Problem statement: Gather each line of the entries below that includes "structured".

Supplied entries:
------------------------------------------------

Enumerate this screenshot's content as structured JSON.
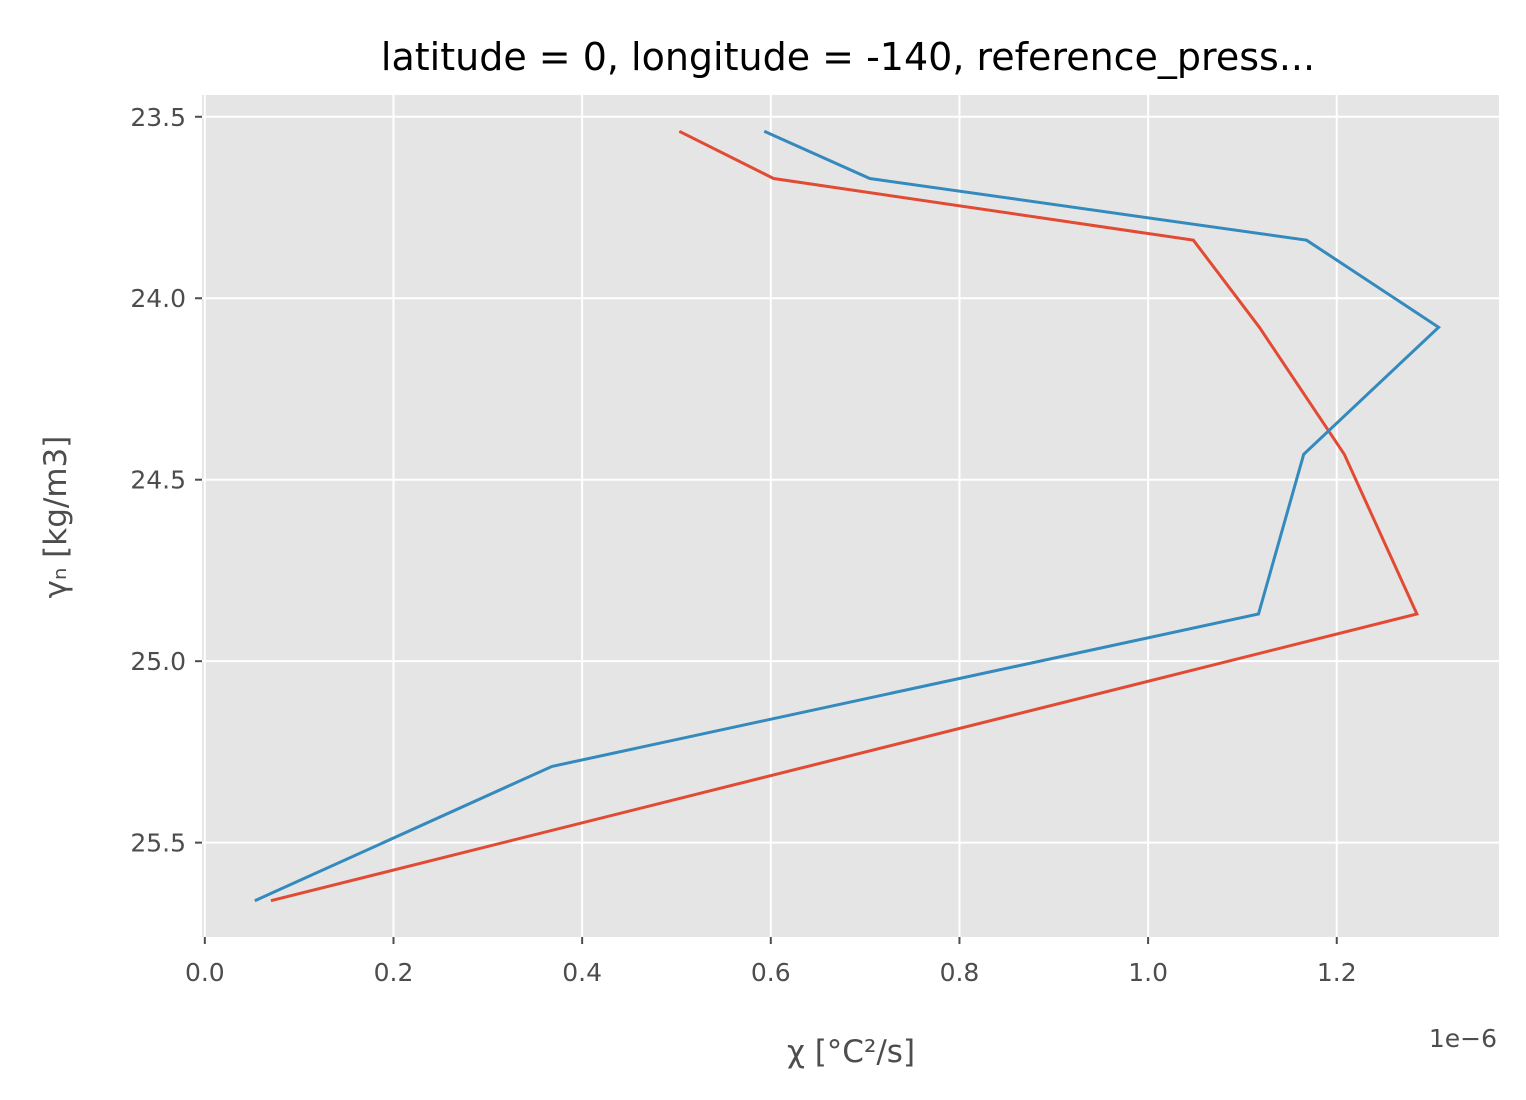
{
  "chart_data": {
    "type": "line",
    "title": "latitude = 0, longitude = -140, reference_press...",
    "xlabel": "χ [°C²/s]",
    "ylabel": "γₙ [kg/m3]",
    "x_offset_label": "1e−6",
    "xlim": [
      -0.003,
      1.372
    ],
    "ylim": [
      25.76,
      23.44
    ],
    "y_inverted": true,
    "xticks": [
      0.0,
      0.2,
      0.4,
      0.6,
      0.8,
      1.0,
      1.2
    ],
    "xtick_labels": [
      "0.0",
      "0.2",
      "0.4",
      "0.6",
      "0.8",
      "1.0",
      "1.2"
    ],
    "yticks": [
      23.5,
      24.0,
      24.5,
      25.0,
      25.5
    ],
    "ytick_labels": [
      "23.5",
      "24.0",
      "24.5",
      "25.0",
      "25.5"
    ],
    "grid": true,
    "legend": "none",
    "series": [
      {
        "color": "#e24a33",
        "points": [
          [
            0.503,
            23.54
          ],
          [
            0.603,
            23.67
          ],
          [
            1.048,
            23.84
          ],
          [
            1.118,
            24.08
          ],
          [
            1.208,
            24.43
          ],
          [
            1.285,
            24.87
          ],
          [
            0.07,
            25.66
          ]
        ]
      },
      {
        "color": "#348abd",
        "points": [
          [
            0.593,
            23.54
          ],
          [
            0.705,
            23.67
          ],
          [
            1.168,
            23.84
          ],
          [
            1.308,
            24.08
          ],
          [
            1.165,
            24.43
          ],
          [
            1.117,
            24.87
          ],
          [
            0.368,
            25.29
          ],
          [
            0.053,
            25.66
          ]
        ]
      }
    ]
  },
  "style": {
    "axes_bg": "#e5e5e5",
    "grid_color": "#ffffff",
    "tick_color": "#4d4d4d"
  }
}
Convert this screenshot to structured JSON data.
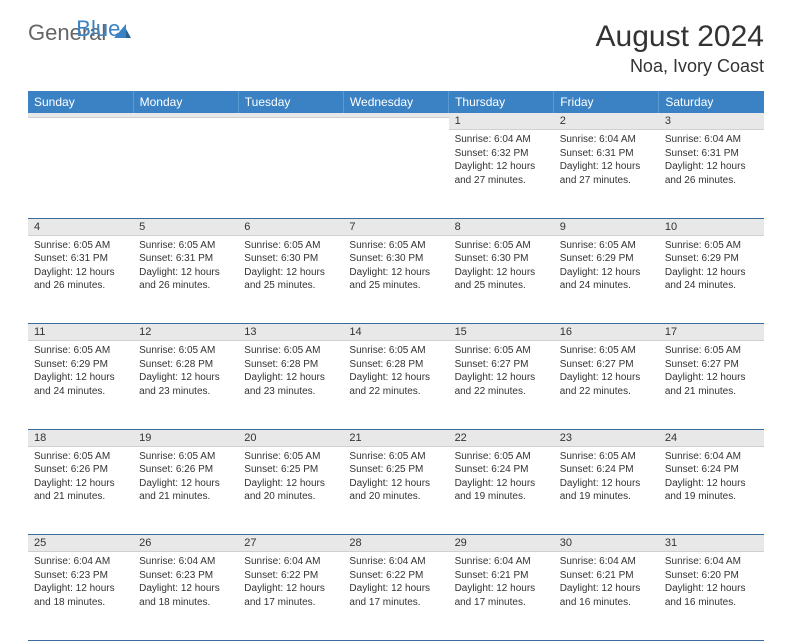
{
  "logo": {
    "text1": "General",
    "text2": "Blue"
  },
  "title": "August 2024",
  "location": "Noa, Ivory Coast",
  "colors": {
    "header_bg": "#3b82c4",
    "header_text": "#ffffff",
    "daynum_bg": "#e8e8e8",
    "week_border": "#3b6a9c",
    "logo_gray": "#666666",
    "logo_blue": "#3b82c4"
  },
  "weekdays": [
    "Sunday",
    "Monday",
    "Tuesday",
    "Wednesday",
    "Thursday",
    "Friday",
    "Saturday"
  ],
  "weeks": [
    [
      {
        "n": "",
        "sr": "",
        "ss": "",
        "dl": ""
      },
      {
        "n": "",
        "sr": "",
        "ss": "",
        "dl": ""
      },
      {
        "n": "",
        "sr": "",
        "ss": "",
        "dl": ""
      },
      {
        "n": "",
        "sr": "",
        "ss": "",
        "dl": ""
      },
      {
        "n": "1",
        "sr": "Sunrise: 6:04 AM",
        "ss": "Sunset: 6:32 PM",
        "dl": "Daylight: 12 hours and 27 minutes."
      },
      {
        "n": "2",
        "sr": "Sunrise: 6:04 AM",
        "ss": "Sunset: 6:31 PM",
        "dl": "Daylight: 12 hours and 27 minutes."
      },
      {
        "n": "3",
        "sr": "Sunrise: 6:04 AM",
        "ss": "Sunset: 6:31 PM",
        "dl": "Daylight: 12 hours and 26 minutes."
      }
    ],
    [
      {
        "n": "4",
        "sr": "Sunrise: 6:05 AM",
        "ss": "Sunset: 6:31 PM",
        "dl": "Daylight: 12 hours and 26 minutes."
      },
      {
        "n": "5",
        "sr": "Sunrise: 6:05 AM",
        "ss": "Sunset: 6:31 PM",
        "dl": "Daylight: 12 hours and 26 minutes."
      },
      {
        "n": "6",
        "sr": "Sunrise: 6:05 AM",
        "ss": "Sunset: 6:30 PM",
        "dl": "Daylight: 12 hours and 25 minutes."
      },
      {
        "n": "7",
        "sr": "Sunrise: 6:05 AM",
        "ss": "Sunset: 6:30 PM",
        "dl": "Daylight: 12 hours and 25 minutes."
      },
      {
        "n": "8",
        "sr": "Sunrise: 6:05 AM",
        "ss": "Sunset: 6:30 PM",
        "dl": "Daylight: 12 hours and 25 minutes."
      },
      {
        "n": "9",
        "sr": "Sunrise: 6:05 AM",
        "ss": "Sunset: 6:29 PM",
        "dl": "Daylight: 12 hours and 24 minutes."
      },
      {
        "n": "10",
        "sr": "Sunrise: 6:05 AM",
        "ss": "Sunset: 6:29 PM",
        "dl": "Daylight: 12 hours and 24 minutes."
      }
    ],
    [
      {
        "n": "11",
        "sr": "Sunrise: 6:05 AM",
        "ss": "Sunset: 6:29 PM",
        "dl": "Daylight: 12 hours and 24 minutes."
      },
      {
        "n": "12",
        "sr": "Sunrise: 6:05 AM",
        "ss": "Sunset: 6:28 PM",
        "dl": "Daylight: 12 hours and 23 minutes."
      },
      {
        "n": "13",
        "sr": "Sunrise: 6:05 AM",
        "ss": "Sunset: 6:28 PM",
        "dl": "Daylight: 12 hours and 23 minutes."
      },
      {
        "n": "14",
        "sr": "Sunrise: 6:05 AM",
        "ss": "Sunset: 6:28 PM",
        "dl": "Daylight: 12 hours and 22 minutes."
      },
      {
        "n": "15",
        "sr": "Sunrise: 6:05 AM",
        "ss": "Sunset: 6:27 PM",
        "dl": "Daylight: 12 hours and 22 minutes."
      },
      {
        "n": "16",
        "sr": "Sunrise: 6:05 AM",
        "ss": "Sunset: 6:27 PM",
        "dl": "Daylight: 12 hours and 22 minutes."
      },
      {
        "n": "17",
        "sr": "Sunrise: 6:05 AM",
        "ss": "Sunset: 6:27 PM",
        "dl": "Daylight: 12 hours and 21 minutes."
      }
    ],
    [
      {
        "n": "18",
        "sr": "Sunrise: 6:05 AM",
        "ss": "Sunset: 6:26 PM",
        "dl": "Daylight: 12 hours and 21 minutes."
      },
      {
        "n": "19",
        "sr": "Sunrise: 6:05 AM",
        "ss": "Sunset: 6:26 PM",
        "dl": "Daylight: 12 hours and 21 minutes."
      },
      {
        "n": "20",
        "sr": "Sunrise: 6:05 AM",
        "ss": "Sunset: 6:25 PM",
        "dl": "Daylight: 12 hours and 20 minutes."
      },
      {
        "n": "21",
        "sr": "Sunrise: 6:05 AM",
        "ss": "Sunset: 6:25 PM",
        "dl": "Daylight: 12 hours and 20 minutes."
      },
      {
        "n": "22",
        "sr": "Sunrise: 6:05 AM",
        "ss": "Sunset: 6:24 PM",
        "dl": "Daylight: 12 hours and 19 minutes."
      },
      {
        "n": "23",
        "sr": "Sunrise: 6:05 AM",
        "ss": "Sunset: 6:24 PM",
        "dl": "Daylight: 12 hours and 19 minutes."
      },
      {
        "n": "24",
        "sr": "Sunrise: 6:04 AM",
        "ss": "Sunset: 6:24 PM",
        "dl": "Daylight: 12 hours and 19 minutes."
      }
    ],
    [
      {
        "n": "25",
        "sr": "Sunrise: 6:04 AM",
        "ss": "Sunset: 6:23 PM",
        "dl": "Daylight: 12 hours and 18 minutes."
      },
      {
        "n": "26",
        "sr": "Sunrise: 6:04 AM",
        "ss": "Sunset: 6:23 PM",
        "dl": "Daylight: 12 hours and 18 minutes."
      },
      {
        "n": "27",
        "sr": "Sunrise: 6:04 AM",
        "ss": "Sunset: 6:22 PM",
        "dl": "Daylight: 12 hours and 17 minutes."
      },
      {
        "n": "28",
        "sr": "Sunrise: 6:04 AM",
        "ss": "Sunset: 6:22 PM",
        "dl": "Daylight: 12 hours and 17 minutes."
      },
      {
        "n": "29",
        "sr": "Sunrise: 6:04 AM",
        "ss": "Sunset: 6:21 PM",
        "dl": "Daylight: 12 hours and 17 minutes."
      },
      {
        "n": "30",
        "sr": "Sunrise: 6:04 AM",
        "ss": "Sunset: 6:21 PM",
        "dl": "Daylight: 12 hours and 16 minutes."
      },
      {
        "n": "31",
        "sr": "Sunrise: 6:04 AM",
        "ss": "Sunset: 6:20 PM",
        "dl": "Daylight: 12 hours and 16 minutes."
      }
    ]
  ]
}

------------------------------------------------

Answer for this exercise:
Enumerate this screenshot's content as structured JSON.
Convert this screenshot to structured JSON data.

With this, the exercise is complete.